**Data items**
..............................

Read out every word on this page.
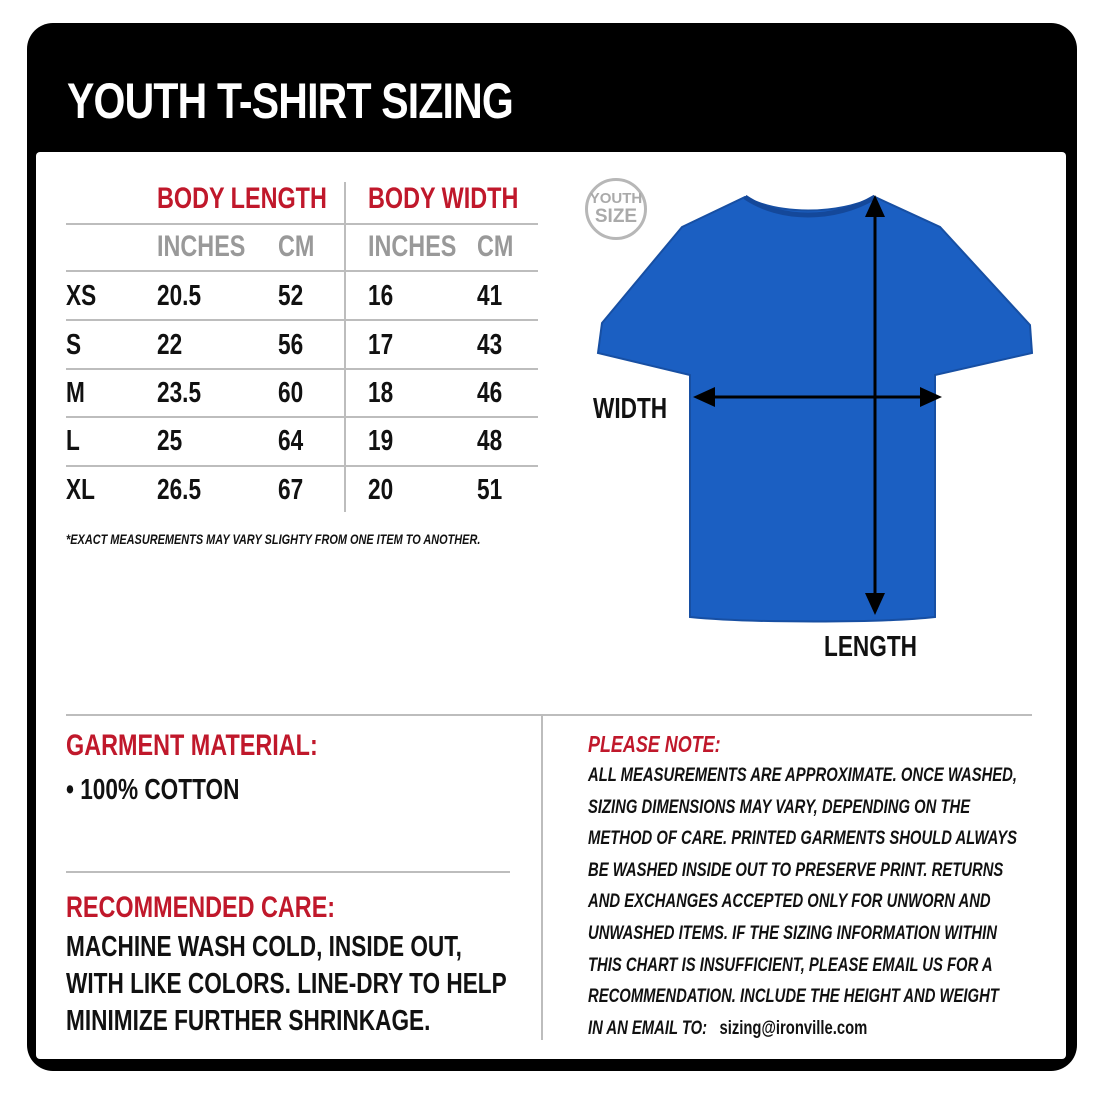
YOUTH T-SHIRT SIZING
BODY LENGTH	BODY WIDTH
INCHES	CM	INCHES CM
XS 20.5	52 16	41
S	22	56 17	43
M 23.5	60 18	46
L	25	64 19	48
XL 26.5	67 20	51
*EXACT MEASUREMENTS MAY VARY SLIGHTY FROM ONE ITEM TO ANOTHER.
YOUTH
SIZE
WIDTH
LENGTH
GARMENT MATERIAL:
• 100% COTTON
RECOMMENDED CARE:
MACHINE WASH COLD, INSIDE OUT,
WITH LIKE COLORS. LINE-DRY TO HELP
MINIMIZE FURTHER SHRINKAGE.
PLEASE NOTE:
ALL MEASUREMENTS ARE APPROXIMATE. ONCE WASHED,
SIZING DIMENSIONS MAY VARY, DEPENDING ON THE
METHOD OF CARE. PRINTED GARMENTS SHOULD ALWAYS
BE WASHED INSIDE OUT TO PRESERVE PRINT. RETURNS
AND EXCHANGES ACCEPTED ONLY FOR UNWORN AND
UNWASHED ITEMS. IF THE SIZING INFORMATION WITHIN
THIS CHART IS INSUFFICIENT, PLEASE EMAIL US FOR A
RECOMMENDATION. INCLUDE THE HEIGHT AND WEIGHT
IN AN EMAIL TO: sizing@ironville.com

..............................

**Task directions**
Restate every record exactly, please; do not copy the pictures.

**Output below**
Read out every word on this page.
YOUTH T-SHIRT SIZING
BODY LENGTH	BODY WIDTH
INCHES	CM	INCHES CM
XS 20.5	52 16	41
S	22	56 17	43
M 23.5	60 18	46
L	25	64 19	48
XL 26.5	67 20	51
*EXACT MEASUREMENTS MAY VARY SLIGHTY FROM ONE ITEM TO ANOTHER.
YOUTH
SIZE
WIDTH
LENGTH
GARMENT MATERIAL:
• 100% COTTON
RECOMMENDED CARE:
MACHINE WASH COLD, INSIDE OUT,
WITH LIKE COLORS. LINE-DRY TO HELP
MINIMIZE FURTHER SHRINKAGE.
PLEASE NOTE:
ALL MEASUREMENTS ARE APPROXIMATE. ONCE WASHED,
SIZING DIMENSIONS MAY VARY, DEPENDING ON THE
METHOD OF CARE. PRINTED GARMENTS SHOULD ALWAYS
BE WASHED INSIDE OUT TO PRESERVE PRINT. RETURNS
AND EXCHANGES ACCEPTED ONLY FOR UNWORN AND
UNWASHED ITEMS. IF THE SIZING INFORMATION WITHIN
THIS CHART IS INSUFFICIENT, PLEASE EMAIL US FOR A
RECOMMENDATION. INCLUDE THE HEIGHT AND WEIGHT
IN AN EMAIL TO: sizing@ironville.com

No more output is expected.